From the entries below, say how many lines carry the word "installed", and give nothing but the number.

>>>

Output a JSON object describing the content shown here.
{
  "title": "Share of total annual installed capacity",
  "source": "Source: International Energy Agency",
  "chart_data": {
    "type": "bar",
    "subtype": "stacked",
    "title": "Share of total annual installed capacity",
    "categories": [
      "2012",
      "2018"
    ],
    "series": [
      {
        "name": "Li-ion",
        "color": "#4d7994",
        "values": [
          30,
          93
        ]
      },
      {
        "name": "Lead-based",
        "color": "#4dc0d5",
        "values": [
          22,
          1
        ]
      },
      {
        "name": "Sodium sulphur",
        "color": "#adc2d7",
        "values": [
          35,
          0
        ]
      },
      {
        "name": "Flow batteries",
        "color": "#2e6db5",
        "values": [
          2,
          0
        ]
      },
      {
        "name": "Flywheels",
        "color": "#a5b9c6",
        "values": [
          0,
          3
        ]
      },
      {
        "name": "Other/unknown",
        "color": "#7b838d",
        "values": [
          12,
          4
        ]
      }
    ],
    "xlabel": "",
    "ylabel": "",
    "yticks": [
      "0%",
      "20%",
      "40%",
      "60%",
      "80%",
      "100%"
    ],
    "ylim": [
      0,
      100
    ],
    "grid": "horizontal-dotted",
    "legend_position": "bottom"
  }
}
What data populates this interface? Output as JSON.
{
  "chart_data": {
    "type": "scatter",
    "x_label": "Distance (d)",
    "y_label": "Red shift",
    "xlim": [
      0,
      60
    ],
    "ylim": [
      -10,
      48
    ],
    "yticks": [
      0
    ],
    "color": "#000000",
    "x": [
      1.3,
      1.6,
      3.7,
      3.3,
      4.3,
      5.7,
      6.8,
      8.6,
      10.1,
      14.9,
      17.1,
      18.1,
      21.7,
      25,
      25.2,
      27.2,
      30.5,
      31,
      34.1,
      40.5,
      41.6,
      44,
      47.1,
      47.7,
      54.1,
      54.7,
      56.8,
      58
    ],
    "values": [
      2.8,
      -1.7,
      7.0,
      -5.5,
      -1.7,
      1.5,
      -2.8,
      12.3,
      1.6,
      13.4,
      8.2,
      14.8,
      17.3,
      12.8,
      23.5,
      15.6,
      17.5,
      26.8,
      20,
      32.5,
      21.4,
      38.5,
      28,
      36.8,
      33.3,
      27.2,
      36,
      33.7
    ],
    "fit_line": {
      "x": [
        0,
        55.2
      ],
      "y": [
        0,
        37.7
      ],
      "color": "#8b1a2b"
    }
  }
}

<<<

EXERCISE OUTPUT:
2